§ **Given instruction**
Recast each line of the listing below as a row in a Markdown table, with the columns "No." for the row number and "Line" for the text, leaving out blank lines.

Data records
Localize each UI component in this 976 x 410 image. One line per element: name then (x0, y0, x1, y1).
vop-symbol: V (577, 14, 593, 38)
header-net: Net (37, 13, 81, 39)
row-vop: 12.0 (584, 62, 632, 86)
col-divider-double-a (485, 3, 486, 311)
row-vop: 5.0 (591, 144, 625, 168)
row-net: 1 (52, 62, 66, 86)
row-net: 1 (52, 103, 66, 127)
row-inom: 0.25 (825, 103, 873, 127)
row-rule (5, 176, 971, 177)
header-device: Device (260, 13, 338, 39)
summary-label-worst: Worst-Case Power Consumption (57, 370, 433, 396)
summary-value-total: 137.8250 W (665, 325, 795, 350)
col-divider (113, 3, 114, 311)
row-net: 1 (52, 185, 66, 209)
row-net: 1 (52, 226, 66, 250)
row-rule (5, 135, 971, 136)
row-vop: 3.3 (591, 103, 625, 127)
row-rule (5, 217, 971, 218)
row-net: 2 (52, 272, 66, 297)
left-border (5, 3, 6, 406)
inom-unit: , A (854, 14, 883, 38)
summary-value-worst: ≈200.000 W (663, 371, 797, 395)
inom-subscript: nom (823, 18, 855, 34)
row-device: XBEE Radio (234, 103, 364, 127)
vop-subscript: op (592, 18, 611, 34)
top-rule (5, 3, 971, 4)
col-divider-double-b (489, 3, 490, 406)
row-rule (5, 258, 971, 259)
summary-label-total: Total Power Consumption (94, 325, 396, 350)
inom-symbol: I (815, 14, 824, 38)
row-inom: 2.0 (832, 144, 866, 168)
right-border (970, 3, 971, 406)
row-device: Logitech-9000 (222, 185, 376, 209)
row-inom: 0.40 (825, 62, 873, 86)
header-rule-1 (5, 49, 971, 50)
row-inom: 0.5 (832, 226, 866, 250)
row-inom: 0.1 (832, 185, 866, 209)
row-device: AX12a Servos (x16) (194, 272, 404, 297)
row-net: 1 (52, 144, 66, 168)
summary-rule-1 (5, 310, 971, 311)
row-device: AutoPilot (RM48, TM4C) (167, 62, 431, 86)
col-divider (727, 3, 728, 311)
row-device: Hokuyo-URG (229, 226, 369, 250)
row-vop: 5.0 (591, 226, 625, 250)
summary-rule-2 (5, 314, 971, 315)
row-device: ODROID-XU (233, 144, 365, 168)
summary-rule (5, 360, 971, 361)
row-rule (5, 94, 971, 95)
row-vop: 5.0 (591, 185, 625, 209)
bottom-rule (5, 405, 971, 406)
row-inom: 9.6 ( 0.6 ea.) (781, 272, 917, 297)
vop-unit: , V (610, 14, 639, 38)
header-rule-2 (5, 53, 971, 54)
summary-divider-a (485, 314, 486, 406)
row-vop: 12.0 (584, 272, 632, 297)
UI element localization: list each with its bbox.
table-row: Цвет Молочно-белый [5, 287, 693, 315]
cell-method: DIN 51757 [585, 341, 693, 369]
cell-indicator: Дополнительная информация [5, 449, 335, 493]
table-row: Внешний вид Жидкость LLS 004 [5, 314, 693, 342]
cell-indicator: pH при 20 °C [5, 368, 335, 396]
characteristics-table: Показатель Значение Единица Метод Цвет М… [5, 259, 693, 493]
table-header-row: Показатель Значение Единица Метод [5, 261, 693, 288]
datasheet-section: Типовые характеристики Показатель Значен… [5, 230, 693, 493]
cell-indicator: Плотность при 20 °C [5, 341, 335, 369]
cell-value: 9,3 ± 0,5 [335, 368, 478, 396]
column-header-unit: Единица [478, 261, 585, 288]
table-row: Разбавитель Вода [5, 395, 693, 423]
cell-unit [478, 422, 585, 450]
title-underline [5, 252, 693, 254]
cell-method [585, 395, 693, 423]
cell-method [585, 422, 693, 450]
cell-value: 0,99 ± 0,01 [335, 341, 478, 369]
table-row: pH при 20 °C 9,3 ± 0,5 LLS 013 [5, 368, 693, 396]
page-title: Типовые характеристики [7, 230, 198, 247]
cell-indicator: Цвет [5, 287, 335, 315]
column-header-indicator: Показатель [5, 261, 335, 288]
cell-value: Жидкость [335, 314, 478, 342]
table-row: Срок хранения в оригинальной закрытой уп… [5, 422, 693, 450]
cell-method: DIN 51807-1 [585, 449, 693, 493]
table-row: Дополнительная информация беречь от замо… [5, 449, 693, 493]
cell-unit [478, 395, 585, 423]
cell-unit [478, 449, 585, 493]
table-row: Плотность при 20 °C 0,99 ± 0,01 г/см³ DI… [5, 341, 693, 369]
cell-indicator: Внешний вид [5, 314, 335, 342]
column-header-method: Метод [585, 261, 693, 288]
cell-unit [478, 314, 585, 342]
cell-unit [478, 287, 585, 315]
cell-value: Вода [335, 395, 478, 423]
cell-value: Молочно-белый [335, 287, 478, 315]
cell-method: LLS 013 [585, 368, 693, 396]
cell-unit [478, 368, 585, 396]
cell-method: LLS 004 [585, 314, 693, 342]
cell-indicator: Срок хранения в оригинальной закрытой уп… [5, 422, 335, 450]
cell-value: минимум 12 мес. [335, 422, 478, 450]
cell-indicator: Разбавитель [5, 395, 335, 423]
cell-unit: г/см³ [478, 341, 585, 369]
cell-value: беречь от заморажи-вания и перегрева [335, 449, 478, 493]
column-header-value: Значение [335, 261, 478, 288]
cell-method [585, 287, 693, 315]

§ **Task answer**
| No. | Line |
|---|---|
| 1 | Localize each UI component in this 976 x 410 image. One line per element: name then (x0, y0, x1, y1). |
| 2 | vop-symbol: V (577, 14, 593, 38) |
| 3 | header-net: Net (37, 13, 81, 39) |
| 4 | row-vop: 12.0 (584, 62, 632, 86) |
| 5 | col-divider-double-a (485, 3, 486, 311) |
| 6 | row-vop: 5.0 (591, 144, 625, 168) |
| 7 | row-net: 1 (52, 62, 66, 86) |
| 8 | row-net: 1 (52, 103, 66, 127) |
| 9 | row-inom: 0.25 (825, 103, 873, 127) |
| 10 | row-rule (5, 176, 971, 177) |
| 11 | header-device: Device (260, 13, 338, 39) |
| 12 | summary-label-worst: Worst-Case Power Consumption (57, 370, 433, 396) |
| 13 | summary-value-total: 137.8250 W (665, 325, 795, 350) |
| 14 | col-divider (113, 3, 114, 311) |
| 15 | row-net: 1 (52, 185, 66, 209) |
| 16 | row-net: 1 (52, 226, 66, 250) |
| 17 | row-rule (5, 135, 971, 136) |
| 18 | row-vop: 3.3 (591, 103, 625, 127) |
| 19 | row-rule (5, 217, 971, 218) |
| 20 | row-net: 2 (52, 272, 66, 297) |
| 21 | left-border (5, 3, 6, 406) |
| 22 | inom-unit: , A (854, 14, 883, 38) |
| 23 | summary-value-worst: ≈200.000 W (663, 371, 797, 395) |
| 24 | inom-subscript: nom (823, 18, 855, 34) |
| 25 | row-device: XBEE Radio (234, 103, 364, 127) |
| 26 | vop-subscript: op (592, 18, 611, 34) |
| 27 | top-rule (5, 3, 971, 4) |
| 28 | col-divider-double-b (489, 3, 490, 406) |
| 29 | row-rule (5, 258, 971, 259) |
| 30 | summary-label-total: Total Power Consumption (94, 325, 396, 350) |
| 31 | inom-symbol: I (815, 14, 824, 38) |
| 32 | row-inom: 2.0 (832, 144, 866, 168) |
| 33 | right-border (970, 3, 971, 406) |
| 34 | row-device: Logitech-9000 (222, 185, 376, 209) |
| 35 | row-inom: 0.40 (825, 62, 873, 86) |
| 36 | header-rule-1 (5, 49, 971, 50) |
| 37 | row-inom: 0.5 (832, 226, 866, 250) |
| 38 | row-inom: 0.1 (832, 185, 866, 209) |
| 39 | row-device: AX12a Servos (x16) (194, 272, 404, 297) |
| 40 | row-net: 1 (52, 144, 66, 168) |
| 41 | summary-rule-1 (5, 310, 971, 311) |
| 42 | row-device: AutoPilot (RM48, TM4C) (167, 62, 431, 86) |
| 43 | col-divider (727, 3, 728, 311) |
| 44 | row-device: Hokuyo-URG (229, 226, 369, 250) |
| 45 | row-vop: 5.0 (591, 226, 625, 250) |
| 46 | summary-rule-2 (5, 314, 971, 315) |
| 47 | row-device: ODROID-XU (233, 144, 365, 168) |
| 48 | summary-rule (5, 360, 971, 361) |
| 49 | row-rule (5, 94, 971, 95) |
| 50 | row-vop: 5.0 (591, 185, 625, 209) |
| 51 | bottom-rule (5, 405, 971, 406) |
| 52 | row-inom: 9.6 ( 0.6 ea.) (781, 272, 917, 297) |
| 53 | vop-unit: , V (610, 14, 639, 38) |
| 54 | header-rule-2 (5, 53, 971, 54) |
| 55 | summary-divider-a (485, 314, 486, 406) |
| 56 | row-vop: 12.0 (584, 272, 632, 297) |
| 57 | UI element localization: list each with its bbox. |
| 58 | table-row: Цвет Молочно-белый [5, 287, 693, 315] |
| 59 | cell-method: DIN 51757 [585, 341, 693, 369] |
| 60 | cell-indicator: Дополнительная информация [5, 449, 335, 493] |
| 61 | table-row: Внешний вид Жидкость LLS 004 [5, 314, 693, 342] |
| 62 | cell-indicator: pH при 20 °C [5, 368, 335, 396] |
| 63 | characteristics-table: Показатель Значение Единица Метод Цвет М… [5, 259, 693, 493] |
| 64 | table-header-row: Показатель Значение Единица Метод [5, 261, 693, 288] |
| 65 | datasheet-section: Типовые характеристики Показатель Значен… [5, 230, 693, 493] |
| 66 | cell-indicator: Плотность при 20 °C [5, 341, 335, 369] |
| 67 | cell-value: 9,3 ± 0,5 [335, 368, 478, 396] |
| 68 | column-header-unit: Единица [478, 261, 585, 288] |
| 69 | table-row: Разбавитель Вода [5, 395, 693, 423] |
| 70 | cell-unit [478, 422, 585, 450] |
| 71 | title-underline [5, 252, 693, 254] |
| 72 | cell-method [585, 395, 693, 423] |
| 73 | cell-method [585, 422, 693, 450] |
| 74 | cell-value: 0,99 ± 0,01 [335, 341, 478, 369] |
| 75 | table-row: pH при 20 °C 9,3 ± 0,5 LLS 013 [5, 368, 693, 396] |
| 76 | page-title: Типовые характеристики [7, 230, 198, 247] |
| 77 | cell-indicator: Цвет [5, 287, 335, 315] |
| 78 | column-header-indicator: Показатель [5, 261, 335, 288] |
| 79 | cell-value: Жидкость [335, 314, 478, 342] |
| 80 | table-row: Срок хранения в оригинальной закрытой уп… [5, 422, 693, 450] |
| 81 | cell-method: DIN 51807-1 [585, 449, 693, 493] |
| 82 | table-row: Дополнительная информация беречь от замо… [5, 449, 693, 493] |
| 83 | cell-unit [478, 395, 585, 423] |
| 84 | cell-unit [478, 449, 585, 493] |
| 85 | table-row: Плотность при 20 °C 0,99 ± 0,01 г/см³ DI… [5, 341, 693, 369] |
| 86 | cell-indicator: Внешний вид [5, 314, 335, 342] |
| 87 | column-header-method: Метод [585, 261, 693, 288] |
| 88 | cell-unit [478, 314, 585, 342] |
| 89 | cell-unit [478, 287, 585, 315] |
| 90 | cell-value: Вода [335, 395, 478, 423] |
| 91 | cell-value: Молочно-белый [335, 287, 478, 315] |
| 92 | cell-method: LLS 013 [585, 368, 693, 396] |
| 93 | cell-unit [478, 368, 585, 396] |
| 94 | cell-method: LLS 004 [585, 314, 693, 342] |
| 95 | cell-indicator: Срок хранения в оригинальной закрытой уп… [5, 422, 335, 450] |
| 96 | cell-value: минимум 12 мес. [335, 422, 478, 450] |
| 97 | cell-indicator: Разбавитель [5, 395, 335, 423] |
| 98 | cell-unit: г/см³ [478, 341, 585, 369] |
| 99 | cell-value: беречь от заморажи-вания и перегрева [335, 449, 478, 493] |
| 100 | column-header-value: Значение [335, 261, 478, 288] |
| 101 | cell-method [585, 287, 693, 315] |